▶ [EXERCISE REQUIREMENTS] Take the entries below and print all of them exactly, please.

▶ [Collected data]
-- begin --

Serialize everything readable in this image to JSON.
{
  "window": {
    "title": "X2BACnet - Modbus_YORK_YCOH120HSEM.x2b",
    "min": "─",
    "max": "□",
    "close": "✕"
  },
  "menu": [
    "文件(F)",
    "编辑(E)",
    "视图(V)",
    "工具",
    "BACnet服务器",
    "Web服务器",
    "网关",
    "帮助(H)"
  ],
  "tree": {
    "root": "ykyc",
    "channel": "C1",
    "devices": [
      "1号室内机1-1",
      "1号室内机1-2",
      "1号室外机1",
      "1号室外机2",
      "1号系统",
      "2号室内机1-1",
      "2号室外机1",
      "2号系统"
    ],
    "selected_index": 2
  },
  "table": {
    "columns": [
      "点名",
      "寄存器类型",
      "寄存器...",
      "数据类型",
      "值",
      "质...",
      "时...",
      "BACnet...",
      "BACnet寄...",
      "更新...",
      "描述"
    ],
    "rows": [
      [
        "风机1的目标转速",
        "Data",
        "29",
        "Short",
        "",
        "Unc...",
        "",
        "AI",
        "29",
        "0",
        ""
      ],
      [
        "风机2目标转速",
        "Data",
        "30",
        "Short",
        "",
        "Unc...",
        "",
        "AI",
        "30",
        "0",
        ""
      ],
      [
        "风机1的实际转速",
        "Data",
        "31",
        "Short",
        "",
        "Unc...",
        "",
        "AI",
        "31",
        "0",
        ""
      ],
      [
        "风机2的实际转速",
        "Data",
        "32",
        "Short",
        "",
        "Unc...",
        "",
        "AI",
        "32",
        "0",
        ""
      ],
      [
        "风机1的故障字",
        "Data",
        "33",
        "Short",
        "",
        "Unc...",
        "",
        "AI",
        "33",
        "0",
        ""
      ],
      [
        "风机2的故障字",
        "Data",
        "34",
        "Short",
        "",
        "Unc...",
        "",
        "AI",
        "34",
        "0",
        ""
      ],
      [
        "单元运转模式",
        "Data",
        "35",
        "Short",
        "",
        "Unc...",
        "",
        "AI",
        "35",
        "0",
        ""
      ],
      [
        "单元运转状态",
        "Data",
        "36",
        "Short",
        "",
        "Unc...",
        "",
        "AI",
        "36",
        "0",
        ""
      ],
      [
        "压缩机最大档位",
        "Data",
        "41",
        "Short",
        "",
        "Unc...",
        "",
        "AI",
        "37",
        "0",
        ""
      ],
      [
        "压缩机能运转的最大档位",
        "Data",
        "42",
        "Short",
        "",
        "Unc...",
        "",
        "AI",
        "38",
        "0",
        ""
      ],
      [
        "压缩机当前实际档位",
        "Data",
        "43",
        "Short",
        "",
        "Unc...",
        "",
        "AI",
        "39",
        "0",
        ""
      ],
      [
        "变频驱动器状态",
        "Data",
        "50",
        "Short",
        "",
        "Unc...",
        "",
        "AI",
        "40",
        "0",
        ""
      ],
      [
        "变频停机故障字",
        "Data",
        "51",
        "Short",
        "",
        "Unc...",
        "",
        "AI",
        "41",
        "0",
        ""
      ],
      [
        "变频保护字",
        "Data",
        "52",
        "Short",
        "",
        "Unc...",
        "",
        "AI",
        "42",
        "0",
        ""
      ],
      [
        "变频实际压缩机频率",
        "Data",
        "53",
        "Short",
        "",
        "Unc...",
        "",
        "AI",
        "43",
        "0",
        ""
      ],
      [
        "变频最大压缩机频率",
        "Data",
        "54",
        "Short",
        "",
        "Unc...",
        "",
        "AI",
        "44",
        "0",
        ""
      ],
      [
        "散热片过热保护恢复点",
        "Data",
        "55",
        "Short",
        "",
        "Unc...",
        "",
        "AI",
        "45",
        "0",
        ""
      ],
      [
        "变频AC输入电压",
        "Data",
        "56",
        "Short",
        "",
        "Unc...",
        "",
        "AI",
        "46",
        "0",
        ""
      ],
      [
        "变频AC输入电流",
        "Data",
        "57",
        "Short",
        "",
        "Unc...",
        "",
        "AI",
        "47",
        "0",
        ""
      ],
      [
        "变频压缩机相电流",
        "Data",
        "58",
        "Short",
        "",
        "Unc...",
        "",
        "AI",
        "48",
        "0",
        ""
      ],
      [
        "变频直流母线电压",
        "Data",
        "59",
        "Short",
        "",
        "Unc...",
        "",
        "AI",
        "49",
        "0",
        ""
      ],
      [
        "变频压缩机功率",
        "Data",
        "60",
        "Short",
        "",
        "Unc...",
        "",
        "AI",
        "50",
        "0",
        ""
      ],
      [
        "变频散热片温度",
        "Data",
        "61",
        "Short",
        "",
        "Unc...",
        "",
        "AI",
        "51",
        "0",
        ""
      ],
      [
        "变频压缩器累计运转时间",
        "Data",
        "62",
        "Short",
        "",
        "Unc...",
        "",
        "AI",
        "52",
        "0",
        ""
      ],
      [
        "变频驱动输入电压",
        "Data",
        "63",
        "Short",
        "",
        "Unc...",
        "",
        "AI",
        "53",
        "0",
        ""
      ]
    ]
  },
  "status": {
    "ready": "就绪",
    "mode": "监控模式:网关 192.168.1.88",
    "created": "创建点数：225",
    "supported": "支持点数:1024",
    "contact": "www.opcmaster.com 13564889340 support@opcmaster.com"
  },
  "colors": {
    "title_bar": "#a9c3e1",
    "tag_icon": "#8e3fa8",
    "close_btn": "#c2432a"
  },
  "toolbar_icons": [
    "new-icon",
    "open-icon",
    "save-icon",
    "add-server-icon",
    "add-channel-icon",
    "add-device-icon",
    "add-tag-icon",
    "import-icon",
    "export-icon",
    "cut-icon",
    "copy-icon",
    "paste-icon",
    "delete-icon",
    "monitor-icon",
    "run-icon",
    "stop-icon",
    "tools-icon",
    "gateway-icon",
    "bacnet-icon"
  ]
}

-- end --

▶ [FULL RESPONSE]
Serialize everything readable in this image to JSON.
{
  "window": {
    "title": "X2BACnet - Modbus_YORK_YCOH120HSEM.x2b",
    "min": "─",
    "max": "□",
    "close": "✕"
  },
  "menu": [
    "文件(F)",
    "编辑(E)",
    "视图(V)",
    "工具",
    "BACnet服务器",
    "Web服务器",
    "网关",
    "帮助(H)"
  ],
  "tree": {
    "root": "ykyc",
    "channel": "C1",
    "devices": [
      "1号室内机1-1",
      "1号室内机1-2",
      "1号室外机1",
      "1号室外机2",
      "1号系统",
      "2号室内机1-1",
      "2号室外机1",
      "2号系统"
    ],
    "selected_index": 2
  },
  "table": {
    "columns": [
      "点名",
      "寄存器类型",
      "寄存器...",
      "数据类型",
      "值",
      "质...",
      "时...",
      "BACnet...",
      "BACnet寄...",
      "更新...",
      "描述"
    ],
    "rows": [
      [
        "风机1的目标转速",
        "Data",
        "29",
        "Short",
        "",
        "Unc...",
        "",
        "AI",
        "29",
        "0",
        ""
      ],
      [
        "风机2目标转速",
        "Data",
        "30",
        "Short",
        "",
        "Unc...",
        "",
        "AI",
        "30",
        "0",
        ""
      ],
      [
        "风机1的实际转速",
        "Data",
        "31",
        "Short",
        "",
        "Unc...",
        "",
        "AI",
        "31",
        "0",
        ""
      ],
      [
        "风机2的实际转速",
        "Data",
        "32",
        "Short",
        "",
        "Unc...",
        "",
        "AI",
        "32",
        "0",
        ""
      ],
      [
        "风机1的故障字",
        "Data",
        "33",
        "Short",
        "",
        "Unc...",
        "",
        "AI",
        "33",
        "0",
        ""
      ],
      [
        "风机2的故障字",
        "Data",
        "34",
        "Short",
        "",
        "Unc...",
        "",
        "AI",
        "34",
        "0",
        ""
      ],
      [
        "单元运转模式",
        "Data",
        "35",
        "Short",
        "",
        "Unc...",
        "",
        "AI",
        "35",
        "0",
        ""
      ],
      [
        "单元运转状态",
        "Data",
        "36",
        "Short",
        "",
        "Unc...",
        "",
        "AI",
        "36",
        "0",
        ""
      ],
      [
        "压缩机最大档位",
        "Data",
        "41",
        "Short",
        "",
        "Unc...",
        "",
        "AI",
        "37",
        "0",
        ""
      ],
      [
        "压缩机能运转的最大档位",
        "Data",
        "42",
        "Short",
        "",
        "Unc...",
        "",
        "AI",
        "38",
        "0",
        ""
      ],
      [
        "压缩机当前实际档位",
        "Data",
        "43",
        "Short",
        "",
        "Unc...",
        "",
        "AI",
        "39",
        "0",
        ""
      ],
      [
        "变频驱动器状态",
        "Data",
        "50",
        "Short",
        "",
        "Unc...",
        "",
        "AI",
        "40",
        "0",
        ""
      ],
      [
        "变频停机故障字",
        "Data",
        "51",
        "Short",
        "",
        "Unc...",
        "",
        "AI",
        "41",
        "0",
        ""
      ],
      [
        "变频保护字",
        "Data",
        "52",
        "Short",
        "",
        "Unc...",
        "",
        "AI",
        "42",
        "0",
        ""
      ],
      [
        "变频实际压缩机频率",
        "Data",
        "53",
        "Short",
        "",
        "Unc...",
        "",
        "AI",
        "43",
        "0",
        ""
      ],
      [
        "变频最大压缩机频率",
        "Data",
        "54",
        "Short",
        "",
        "Unc...",
        "",
        "AI",
        "44",
        "0",
        ""
      ],
      [
        "散热片过热保护恢复点",
        "Data",
        "55",
        "Short",
        "",
        "Unc...",
        "",
        "AI",
        "45",
        "0",
        ""
      ],
      [
        "变频AC输入电压",
        "Data",
        "56",
        "Short",
        "",
        "Unc...",
        "",
        "AI",
        "46",
        "0",
        ""
      ],
      [
        "变频AC输入电流",
        "Data",
        "57",
        "Short",
        "",
        "Unc...",
        "",
        "AI",
        "47",
        "0",
        ""
      ],
      [
        "变频压缩机相电流",
        "Data",
        "58",
        "Short",
        "",
        "Unc...",
        "",
        "AI",
        "48",
        "0",
        ""
      ],
      [
        "变频直流母线电压",
        "Data",
        "59",
        "Short",
        "",
        "Unc...",
        "",
        "AI",
        "49",
        "0",
        ""
      ],
      [
        "变频压缩机功率",
        "Data",
        "60",
        "Short",
        "",
        "Unc...",
        "",
        "AI",
        "50",
        "0",
        ""
      ],
      [
        "变频散热片温度",
        "Data",
        "61",
        "Short",
        "",
        "Unc...",
        "",
        "AI",
        "51",
        "0",
        ""
      ],
      [
        "变频压缩器累计运转时间",
        "Data",
        "62",
        "Short",
        "",
        "Unc...",
        "",
        "AI",
        "52",
        "0",
        ""
      ],
      [
        "变频驱动输入电压",
        "Data",
        "63",
        "Short",
        "",
        "Unc...",
        "",
        "AI",
        "53",
        "0",
        ""
      ]
    ]
  },
  "status": {
    "ready": "就绪",
    "mode": "监控模式:网关 192.168.1.88",
    "created": "创建点数：225",
    "supported": "支持点数:1024",
    "contact": "www.opcmaster.com 13564889340 support@opcmaster.com"
  },
  "colors": {
    "title_bar": "#a9c3e1",
    "tag_icon": "#8e3fa8",
    "close_btn": "#c2432a"
  },
  "toolbar_icons": [
    "new-icon",
    "open-icon",
    "save-icon",
    "add-server-icon",
    "add-channel-icon",
    "add-device-icon",
    "add-tag-icon",
    "import-icon",
    "export-icon",
    "cut-icon",
    "copy-icon",
    "paste-icon",
    "delete-icon",
    "monitor-icon",
    "run-icon",
    "stop-icon",
    "tools-icon",
    "gateway-icon",
    "bacnet-icon"
  ]
}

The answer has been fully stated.